### WHAT NEEDS TO BE DONE
Go through the entries below and write each one out exactly.
[START DATA PROVIDED]
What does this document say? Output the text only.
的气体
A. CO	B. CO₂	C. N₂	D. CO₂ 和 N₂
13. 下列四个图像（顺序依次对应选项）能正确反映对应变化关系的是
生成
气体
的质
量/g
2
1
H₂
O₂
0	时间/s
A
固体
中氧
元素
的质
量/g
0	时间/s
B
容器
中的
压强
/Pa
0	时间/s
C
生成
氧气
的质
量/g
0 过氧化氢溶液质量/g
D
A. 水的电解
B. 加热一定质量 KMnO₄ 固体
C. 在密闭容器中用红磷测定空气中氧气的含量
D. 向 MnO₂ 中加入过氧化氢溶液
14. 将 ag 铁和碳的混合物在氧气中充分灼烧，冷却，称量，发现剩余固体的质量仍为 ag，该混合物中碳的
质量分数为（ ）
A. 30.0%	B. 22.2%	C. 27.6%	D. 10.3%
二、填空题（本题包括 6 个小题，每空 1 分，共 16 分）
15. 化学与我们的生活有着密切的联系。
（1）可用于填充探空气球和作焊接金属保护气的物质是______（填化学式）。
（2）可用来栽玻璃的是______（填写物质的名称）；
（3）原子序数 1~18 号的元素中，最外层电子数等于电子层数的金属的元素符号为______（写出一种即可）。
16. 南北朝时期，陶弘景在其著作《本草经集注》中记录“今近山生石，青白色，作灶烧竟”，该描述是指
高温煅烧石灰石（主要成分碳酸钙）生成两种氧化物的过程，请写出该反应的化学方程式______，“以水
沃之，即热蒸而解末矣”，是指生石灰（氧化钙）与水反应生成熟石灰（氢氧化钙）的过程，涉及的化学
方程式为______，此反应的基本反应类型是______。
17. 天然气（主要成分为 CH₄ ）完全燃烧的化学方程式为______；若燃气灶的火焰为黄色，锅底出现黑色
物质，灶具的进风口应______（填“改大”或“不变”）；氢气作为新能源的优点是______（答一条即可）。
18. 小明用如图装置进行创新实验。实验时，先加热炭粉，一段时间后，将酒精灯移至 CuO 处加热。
[END DATA PROVIDED]
### RESULT BELOW
What does this document say? Output the text only.
的气体
A. CO	B. CO₂	C. N₂	D. CO₂ 和 N₂
13. 下列四个图像（顺序依次对应选项）能正确反映对应变化关系的是
生成
气体
的质
量/g
2
1
H₂
O₂
0	时间/s
A
固体
中氧
元素
的质
量/g
0	时间/s
B
容器
中的
压强
/Pa
0	时间/s
C
生成
氧气
的质
量/g
0 过氧化氢溶液质量/g
D
A. 水的电解
B. 加热一定质量 KMnO₄ 固体
C. 在密闭容器中用红磷测定空气中氧气的含量
D. 向 MnO₂ 中加入过氧化氢溶液
14. 将 ag 铁和碳的混合物在氧气中充分灼烧，冷却，称量，发现剩余固体的质量仍为 ag，该混合物中碳的
质量分数为（ ）
A. 30.0%	B. 22.2%	C. 27.6%	D. 10.3%
二、填空题（本题包括 6 个小题，每空 1 分，共 16 分）
15. 化学与我们的生活有着密切的联系。
（1）可用于填充探空气球和作焊接金属保护气的物质是______（填化学式）。
（2）可用来栽玻璃的是______（填写物质的名称）；
（3）原子序数 1~18 号的元素中，最外层电子数等于电子层数的金属的元素符号为______（写出一种即可）。
16. 南北朝时期，陶弘景在其著作《本草经集注》中记录“今近山生石，青白色，作灶烧竟”，该描述是指
高温煅烧石灰石（主要成分碳酸钙）生成两种氧化物的过程，请写出该反应的化学方程式______，“以水
沃之，即热蒸而解末矣”，是指生石灰（氧化钙）与水反应生成熟石灰（氢氧化钙）的过程，涉及的化学
方程式为______，此反应的基本反应类型是______。
17. 天然气（主要成分为 CH₄ ）完全燃烧的化学方程式为______；若燃气灶的火焰为黄色，锅底出现黑色
物质，灶具的进风口应______（填“改大”或“不变”）；氢气作为新能源的优点是______（答一条即可）。
18. 小明用如图装置进行创新实验。实验时，先加热炭粉，一段时间后，将酒精灯移至 CuO 处加热。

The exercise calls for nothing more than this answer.